# START OF Recorded data

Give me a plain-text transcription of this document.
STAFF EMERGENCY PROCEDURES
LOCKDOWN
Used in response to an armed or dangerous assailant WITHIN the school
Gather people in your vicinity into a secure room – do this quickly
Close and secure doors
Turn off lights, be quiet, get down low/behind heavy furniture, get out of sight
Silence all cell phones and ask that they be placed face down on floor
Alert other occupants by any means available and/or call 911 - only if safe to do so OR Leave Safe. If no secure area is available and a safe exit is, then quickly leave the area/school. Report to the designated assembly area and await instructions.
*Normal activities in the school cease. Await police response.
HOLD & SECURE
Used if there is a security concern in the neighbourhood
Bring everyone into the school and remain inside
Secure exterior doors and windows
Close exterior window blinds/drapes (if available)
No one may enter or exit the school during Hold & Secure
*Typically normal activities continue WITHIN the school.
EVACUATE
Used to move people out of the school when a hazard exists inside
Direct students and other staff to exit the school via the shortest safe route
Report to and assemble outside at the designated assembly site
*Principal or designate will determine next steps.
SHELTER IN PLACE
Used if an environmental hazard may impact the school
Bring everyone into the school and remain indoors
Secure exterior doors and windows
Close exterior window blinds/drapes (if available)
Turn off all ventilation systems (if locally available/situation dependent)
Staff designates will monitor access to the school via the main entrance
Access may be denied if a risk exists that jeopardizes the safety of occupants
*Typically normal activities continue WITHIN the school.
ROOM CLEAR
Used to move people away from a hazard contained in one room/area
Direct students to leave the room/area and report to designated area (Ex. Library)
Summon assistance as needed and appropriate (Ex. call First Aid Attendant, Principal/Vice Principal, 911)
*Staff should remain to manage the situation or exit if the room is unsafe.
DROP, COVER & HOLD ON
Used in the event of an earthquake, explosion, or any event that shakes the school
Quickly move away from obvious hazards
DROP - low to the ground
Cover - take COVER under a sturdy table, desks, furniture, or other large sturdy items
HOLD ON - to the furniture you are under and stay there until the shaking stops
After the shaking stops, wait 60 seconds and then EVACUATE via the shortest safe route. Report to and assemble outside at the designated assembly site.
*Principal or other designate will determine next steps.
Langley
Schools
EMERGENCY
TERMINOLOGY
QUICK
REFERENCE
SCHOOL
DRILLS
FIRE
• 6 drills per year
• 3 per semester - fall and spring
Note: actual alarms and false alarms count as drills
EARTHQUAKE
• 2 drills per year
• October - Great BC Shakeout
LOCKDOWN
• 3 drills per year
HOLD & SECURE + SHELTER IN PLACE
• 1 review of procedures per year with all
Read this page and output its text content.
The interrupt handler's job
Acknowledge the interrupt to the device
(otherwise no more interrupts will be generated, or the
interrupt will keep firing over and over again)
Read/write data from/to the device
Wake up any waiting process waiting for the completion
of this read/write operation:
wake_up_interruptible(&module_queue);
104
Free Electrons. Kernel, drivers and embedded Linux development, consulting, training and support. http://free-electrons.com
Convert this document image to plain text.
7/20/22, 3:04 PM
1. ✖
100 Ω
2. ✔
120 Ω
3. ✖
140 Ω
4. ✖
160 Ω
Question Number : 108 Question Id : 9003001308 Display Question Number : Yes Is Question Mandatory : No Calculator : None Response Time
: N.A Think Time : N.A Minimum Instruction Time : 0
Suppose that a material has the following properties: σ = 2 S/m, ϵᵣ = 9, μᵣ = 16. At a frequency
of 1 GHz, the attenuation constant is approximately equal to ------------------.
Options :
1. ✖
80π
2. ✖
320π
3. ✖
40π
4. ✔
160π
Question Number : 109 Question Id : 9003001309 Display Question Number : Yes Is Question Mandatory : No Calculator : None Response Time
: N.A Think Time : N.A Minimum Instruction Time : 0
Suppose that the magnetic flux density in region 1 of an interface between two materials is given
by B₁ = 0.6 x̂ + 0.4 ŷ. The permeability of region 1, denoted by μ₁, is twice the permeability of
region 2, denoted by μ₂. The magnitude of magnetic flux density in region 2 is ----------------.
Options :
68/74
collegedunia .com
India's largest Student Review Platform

# END OF Recorded data

Without leaving anything out, give the entries again exactly.

**Task output**
Give me a plain-text transcription of this document.
STAFF EMERGENCY PROCEDURES
LOCKDOWN
Used in response to an armed or dangerous assailant WITHIN the school
Gather people in your vicinity into a secure room – do this quickly
Close and secure doors
Turn off lights, be quiet, get down low/behind heavy furniture, get out of sight
Silence all cell phones and ask that they be placed face down on floor
Alert other occupants by any means available and/or call 911 - only if safe to do so OR Leave Safe. If no secure area is available and a safe exit is, then quickly leave the area/school. Report to the designated assembly area and await instructions.
*Normal activities in the school cease. Await police response.
HOLD & SECURE
Used if there is a security concern in the neighbourhood
Bring everyone into the school and remain inside
Secure exterior doors and windows
Close exterior window blinds/drapes (if available)
No one may enter or exit the school during Hold & Secure
*Typically normal activities continue WITHIN the school.
EVACUATE
Used to move people out of the school when a hazard exists inside
Direct students and other staff to exit the school via the shortest safe route
Report to and assemble outside at the designated assembly site
*Principal or designate will determine next steps.
SHELTER IN PLACE
Used if an environmental hazard may impact the school
Bring everyone into the school and remain indoors
Secure exterior doors and windows
Close exterior window blinds/drapes (if available)
Turn off all ventilation systems (if locally available/situation dependent)
Staff designates will monitor access to the school via the main entrance
Access may be denied if a risk exists that jeopardizes the safety of occupants
*Typically normal activities continue WITHIN the school.
ROOM CLEAR
Used to move people away from a hazard contained in one room/area
Direct students to leave the room/area and report to designated area (Ex. Library)
Summon assistance as needed and appropriate (Ex. call First Aid Attendant, Principal/Vice Principal, 911)
*Staff should remain to manage the situation or exit if the room is unsafe.
DROP, COVER & HOLD ON
Used in the event of an earthquake, explosion, or any event that shakes the school
Quickly move away from obvious hazards
DROP - low to the ground
Cover - take COVER under a sturdy table, desks, furniture, or other large sturdy items
HOLD ON - to the furniture you are under and stay there until the shaking stops
After the shaking stops, wait 60 seconds and then EVACUATE via the shortest safe route. Report to and assemble outside at the designated assembly site.
*Principal or other designate will determine next steps.
Langley
Schools
EMERGENCY
TERMINOLOGY
QUICK
REFERENCE
SCHOOL
DRILLS
FIRE
• 6 drills per year
• 3 per semester - fall and spring
Note: actual alarms and false alarms count as drills
EARTHQUAKE
• 2 drills per year
• October - Great BC Shakeout
LOCKDOWN
• 3 drills per year
HOLD & SECURE + SHELTER IN PLACE
• 1 review of procedures per year with all
Read this page and output its text content.
The interrupt handler's job
Acknowledge the interrupt to the device
(otherwise no more interrupts will be generated, or the
interrupt will keep firing over and over again)
Read/write data from/to the device
Wake up any waiting process waiting for the completion
of this read/write operation:
wake_up_interruptible(&module_queue);
104
Free Electrons. Kernel, drivers and embedded Linux development, consulting, training and support. http://free-electrons.com
Convert this document image to plain text.
7/20/22, 3:04 PM
1. ✖
100 Ω
2. ✔
120 Ω
3. ✖
140 Ω
4. ✖
160 Ω
Question Number : 108 Question Id : 9003001308 Display Question Number : Yes Is Question Mandatory : No Calculator : None Response Time
: N.A Think Time : N.A Minimum Instruction Time : 0
Suppose that a material has the following properties: σ = 2 S/m, ϵᵣ = 9, μᵣ = 16. At a frequency
of 1 GHz, the attenuation constant is approximately equal to ------------------.
Options :
1. ✖
80π
2. ✖
320π
3. ✖
40π
4. ✔
160π
Question Number : 109 Question Id : 9003001309 Display Question Number : Yes Is Question Mandatory : No Calculator : None Response Time
: N.A Think Time : N.A Minimum Instruction Time : 0
Suppose that the magnetic flux density in region 1 of an interface between two materials is given
by B₁ = 0.6 x̂ + 0.4 ŷ. The permeability of region 1, denoted by μ₁, is twice the permeability of
region 2, denoted by μ₂. The magnitude of magnetic flux density in region 2 is ----------------.
Options :
68/74
collegedunia .com
India's largest Student Review Platform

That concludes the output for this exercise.